INSTRUCTIONS FOR THE TASK → Gather every line of the entries that includes the word "title".
⟨
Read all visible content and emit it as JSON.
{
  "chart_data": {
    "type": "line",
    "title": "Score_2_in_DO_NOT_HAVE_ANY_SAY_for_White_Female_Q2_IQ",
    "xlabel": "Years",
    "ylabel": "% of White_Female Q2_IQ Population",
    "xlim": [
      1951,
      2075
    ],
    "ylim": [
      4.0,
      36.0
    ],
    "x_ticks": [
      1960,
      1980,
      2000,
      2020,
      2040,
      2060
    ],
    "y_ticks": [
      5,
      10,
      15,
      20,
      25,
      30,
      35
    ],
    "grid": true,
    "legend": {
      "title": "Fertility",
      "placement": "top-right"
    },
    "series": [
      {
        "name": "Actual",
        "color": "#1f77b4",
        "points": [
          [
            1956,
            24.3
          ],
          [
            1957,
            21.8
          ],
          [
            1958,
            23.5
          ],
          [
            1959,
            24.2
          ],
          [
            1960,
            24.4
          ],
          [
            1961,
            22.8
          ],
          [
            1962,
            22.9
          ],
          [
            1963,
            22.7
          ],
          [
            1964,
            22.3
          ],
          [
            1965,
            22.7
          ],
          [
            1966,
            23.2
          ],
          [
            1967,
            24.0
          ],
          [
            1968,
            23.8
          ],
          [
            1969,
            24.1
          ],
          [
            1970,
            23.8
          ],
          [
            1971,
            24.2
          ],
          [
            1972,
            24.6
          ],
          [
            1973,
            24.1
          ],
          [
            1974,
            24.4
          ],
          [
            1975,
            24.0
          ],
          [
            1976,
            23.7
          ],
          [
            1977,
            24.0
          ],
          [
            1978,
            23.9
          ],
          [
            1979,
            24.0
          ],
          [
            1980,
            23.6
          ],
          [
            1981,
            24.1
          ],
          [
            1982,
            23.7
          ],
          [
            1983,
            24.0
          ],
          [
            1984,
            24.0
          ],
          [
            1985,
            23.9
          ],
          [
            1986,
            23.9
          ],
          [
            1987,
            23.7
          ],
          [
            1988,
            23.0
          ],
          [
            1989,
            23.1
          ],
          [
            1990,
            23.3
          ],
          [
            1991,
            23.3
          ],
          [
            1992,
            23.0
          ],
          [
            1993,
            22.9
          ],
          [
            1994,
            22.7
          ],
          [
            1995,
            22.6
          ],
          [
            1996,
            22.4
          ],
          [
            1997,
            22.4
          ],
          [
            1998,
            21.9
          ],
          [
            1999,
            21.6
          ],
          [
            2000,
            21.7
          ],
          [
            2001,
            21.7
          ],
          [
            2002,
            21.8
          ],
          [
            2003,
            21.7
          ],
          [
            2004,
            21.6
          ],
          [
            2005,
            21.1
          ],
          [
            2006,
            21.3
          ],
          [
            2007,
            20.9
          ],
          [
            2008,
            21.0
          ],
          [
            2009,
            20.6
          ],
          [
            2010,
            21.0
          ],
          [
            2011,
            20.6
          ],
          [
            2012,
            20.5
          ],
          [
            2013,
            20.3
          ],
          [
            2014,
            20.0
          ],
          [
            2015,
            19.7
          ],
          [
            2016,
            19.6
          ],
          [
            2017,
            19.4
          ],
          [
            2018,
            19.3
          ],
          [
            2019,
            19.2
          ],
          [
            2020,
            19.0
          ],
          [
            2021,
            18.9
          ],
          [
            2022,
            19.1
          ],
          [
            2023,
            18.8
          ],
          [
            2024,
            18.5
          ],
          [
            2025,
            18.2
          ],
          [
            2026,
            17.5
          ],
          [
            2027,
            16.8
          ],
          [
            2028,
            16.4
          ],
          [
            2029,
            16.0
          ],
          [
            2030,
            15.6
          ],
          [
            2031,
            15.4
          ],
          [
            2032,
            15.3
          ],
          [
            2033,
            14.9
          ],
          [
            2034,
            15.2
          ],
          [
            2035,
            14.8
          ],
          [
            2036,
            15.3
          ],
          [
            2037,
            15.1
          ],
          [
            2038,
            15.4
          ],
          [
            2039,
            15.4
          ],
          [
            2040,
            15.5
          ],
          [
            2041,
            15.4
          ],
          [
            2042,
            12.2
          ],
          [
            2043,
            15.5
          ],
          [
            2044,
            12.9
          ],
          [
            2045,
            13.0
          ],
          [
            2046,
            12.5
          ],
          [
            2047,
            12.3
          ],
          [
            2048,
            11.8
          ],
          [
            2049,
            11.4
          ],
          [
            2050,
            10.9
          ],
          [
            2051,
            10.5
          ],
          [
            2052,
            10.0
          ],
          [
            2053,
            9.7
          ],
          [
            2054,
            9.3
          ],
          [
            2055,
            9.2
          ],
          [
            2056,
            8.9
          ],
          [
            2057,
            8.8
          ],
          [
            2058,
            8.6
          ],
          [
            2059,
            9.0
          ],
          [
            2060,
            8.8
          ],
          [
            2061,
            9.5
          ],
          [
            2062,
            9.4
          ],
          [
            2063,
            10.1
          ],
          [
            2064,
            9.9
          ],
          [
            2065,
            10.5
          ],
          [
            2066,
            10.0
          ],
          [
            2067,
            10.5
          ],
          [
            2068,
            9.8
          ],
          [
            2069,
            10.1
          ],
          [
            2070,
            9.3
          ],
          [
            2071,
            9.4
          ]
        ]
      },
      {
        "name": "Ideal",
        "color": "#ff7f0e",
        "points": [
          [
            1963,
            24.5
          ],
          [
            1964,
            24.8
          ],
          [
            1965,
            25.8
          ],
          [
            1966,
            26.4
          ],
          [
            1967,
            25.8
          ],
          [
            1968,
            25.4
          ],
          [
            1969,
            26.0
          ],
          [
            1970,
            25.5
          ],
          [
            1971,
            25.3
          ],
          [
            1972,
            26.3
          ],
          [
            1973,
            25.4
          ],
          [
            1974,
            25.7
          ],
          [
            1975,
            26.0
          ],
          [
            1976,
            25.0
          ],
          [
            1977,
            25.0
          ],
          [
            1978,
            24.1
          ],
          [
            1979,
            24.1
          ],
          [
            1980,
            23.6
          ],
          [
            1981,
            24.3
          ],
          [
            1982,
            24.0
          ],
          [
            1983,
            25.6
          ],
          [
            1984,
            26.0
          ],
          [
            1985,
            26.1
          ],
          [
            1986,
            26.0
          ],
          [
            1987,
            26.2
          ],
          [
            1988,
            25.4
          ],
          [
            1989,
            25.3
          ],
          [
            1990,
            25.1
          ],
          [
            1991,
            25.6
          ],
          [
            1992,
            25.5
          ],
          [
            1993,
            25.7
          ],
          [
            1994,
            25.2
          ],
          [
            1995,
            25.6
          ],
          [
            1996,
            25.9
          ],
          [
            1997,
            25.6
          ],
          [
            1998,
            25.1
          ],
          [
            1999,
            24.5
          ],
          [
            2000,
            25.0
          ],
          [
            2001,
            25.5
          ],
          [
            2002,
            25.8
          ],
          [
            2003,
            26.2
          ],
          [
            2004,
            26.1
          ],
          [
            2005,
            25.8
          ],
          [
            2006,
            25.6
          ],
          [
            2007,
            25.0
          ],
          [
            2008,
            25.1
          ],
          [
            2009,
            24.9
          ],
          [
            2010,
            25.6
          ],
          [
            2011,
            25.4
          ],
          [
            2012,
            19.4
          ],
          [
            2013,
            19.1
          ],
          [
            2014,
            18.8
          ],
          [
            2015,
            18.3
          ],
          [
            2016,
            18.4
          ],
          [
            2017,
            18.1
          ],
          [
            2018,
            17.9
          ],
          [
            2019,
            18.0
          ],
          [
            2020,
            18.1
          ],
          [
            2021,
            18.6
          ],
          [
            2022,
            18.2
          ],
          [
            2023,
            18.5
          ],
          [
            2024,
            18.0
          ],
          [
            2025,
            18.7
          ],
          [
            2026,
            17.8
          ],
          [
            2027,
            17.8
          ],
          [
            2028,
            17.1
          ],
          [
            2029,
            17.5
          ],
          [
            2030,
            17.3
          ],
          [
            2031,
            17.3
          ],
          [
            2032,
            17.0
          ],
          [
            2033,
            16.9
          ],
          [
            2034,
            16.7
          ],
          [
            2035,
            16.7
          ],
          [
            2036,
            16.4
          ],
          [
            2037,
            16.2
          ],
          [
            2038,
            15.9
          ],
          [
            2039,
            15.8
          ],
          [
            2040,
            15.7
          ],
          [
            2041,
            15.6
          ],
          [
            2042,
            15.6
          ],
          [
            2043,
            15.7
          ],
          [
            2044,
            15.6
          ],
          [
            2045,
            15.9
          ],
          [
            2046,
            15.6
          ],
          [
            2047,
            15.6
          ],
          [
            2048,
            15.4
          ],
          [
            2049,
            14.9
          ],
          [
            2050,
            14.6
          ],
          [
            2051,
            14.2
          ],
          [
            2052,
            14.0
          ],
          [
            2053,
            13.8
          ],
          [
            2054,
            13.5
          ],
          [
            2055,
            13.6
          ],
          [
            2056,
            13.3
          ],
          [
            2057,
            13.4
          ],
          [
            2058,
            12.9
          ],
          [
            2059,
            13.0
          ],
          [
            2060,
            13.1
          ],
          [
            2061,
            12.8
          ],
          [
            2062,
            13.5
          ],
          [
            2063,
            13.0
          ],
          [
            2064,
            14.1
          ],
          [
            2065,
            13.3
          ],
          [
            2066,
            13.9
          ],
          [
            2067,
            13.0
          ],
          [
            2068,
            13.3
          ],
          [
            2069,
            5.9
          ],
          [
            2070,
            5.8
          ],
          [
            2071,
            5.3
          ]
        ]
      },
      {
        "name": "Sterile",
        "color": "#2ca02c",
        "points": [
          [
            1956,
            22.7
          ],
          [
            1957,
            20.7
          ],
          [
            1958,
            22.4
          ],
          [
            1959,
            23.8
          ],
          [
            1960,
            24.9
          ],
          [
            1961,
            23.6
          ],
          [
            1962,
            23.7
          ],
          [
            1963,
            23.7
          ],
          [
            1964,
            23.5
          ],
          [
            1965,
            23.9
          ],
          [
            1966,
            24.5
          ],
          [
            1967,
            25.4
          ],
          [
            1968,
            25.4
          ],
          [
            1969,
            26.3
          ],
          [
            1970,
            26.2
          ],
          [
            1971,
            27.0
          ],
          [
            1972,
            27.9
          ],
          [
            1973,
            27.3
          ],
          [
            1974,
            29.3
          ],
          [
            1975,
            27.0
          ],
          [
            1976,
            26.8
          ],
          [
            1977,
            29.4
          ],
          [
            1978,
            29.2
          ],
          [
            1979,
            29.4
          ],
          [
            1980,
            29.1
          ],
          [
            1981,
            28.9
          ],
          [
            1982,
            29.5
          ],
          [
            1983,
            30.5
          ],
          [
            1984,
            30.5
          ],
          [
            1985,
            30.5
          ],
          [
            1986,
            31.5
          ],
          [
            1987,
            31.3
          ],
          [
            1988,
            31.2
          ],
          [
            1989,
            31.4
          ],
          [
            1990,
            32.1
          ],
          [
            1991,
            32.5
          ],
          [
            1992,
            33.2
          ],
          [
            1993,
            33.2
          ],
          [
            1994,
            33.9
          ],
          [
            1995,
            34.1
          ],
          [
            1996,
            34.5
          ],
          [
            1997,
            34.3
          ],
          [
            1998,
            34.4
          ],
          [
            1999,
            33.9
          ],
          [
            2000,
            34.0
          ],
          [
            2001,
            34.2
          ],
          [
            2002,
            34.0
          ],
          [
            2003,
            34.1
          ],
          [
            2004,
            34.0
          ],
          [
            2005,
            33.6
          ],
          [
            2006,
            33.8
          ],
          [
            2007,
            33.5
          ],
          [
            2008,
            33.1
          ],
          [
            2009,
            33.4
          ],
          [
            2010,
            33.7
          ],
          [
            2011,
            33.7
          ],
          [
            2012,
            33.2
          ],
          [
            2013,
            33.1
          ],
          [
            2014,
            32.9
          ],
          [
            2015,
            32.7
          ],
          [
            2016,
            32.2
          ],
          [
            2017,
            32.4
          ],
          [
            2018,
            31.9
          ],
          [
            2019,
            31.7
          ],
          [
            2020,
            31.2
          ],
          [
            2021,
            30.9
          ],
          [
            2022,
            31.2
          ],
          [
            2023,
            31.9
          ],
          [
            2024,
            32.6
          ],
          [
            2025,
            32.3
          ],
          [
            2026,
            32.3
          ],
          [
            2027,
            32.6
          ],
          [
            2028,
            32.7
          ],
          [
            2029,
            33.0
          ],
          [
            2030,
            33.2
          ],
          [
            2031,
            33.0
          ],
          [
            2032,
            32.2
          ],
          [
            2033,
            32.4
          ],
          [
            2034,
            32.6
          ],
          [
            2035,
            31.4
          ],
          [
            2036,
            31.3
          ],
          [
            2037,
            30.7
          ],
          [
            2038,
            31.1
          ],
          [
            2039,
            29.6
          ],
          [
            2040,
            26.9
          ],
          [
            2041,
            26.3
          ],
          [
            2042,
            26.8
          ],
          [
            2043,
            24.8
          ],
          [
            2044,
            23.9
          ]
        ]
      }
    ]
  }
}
⟩
REPLY TO THE TASK →
    "title": "Score_2_in_DO_NOT_HAVE_ANY_SAY_for_White_Female_Q2_IQ",
      "title": "Fertility",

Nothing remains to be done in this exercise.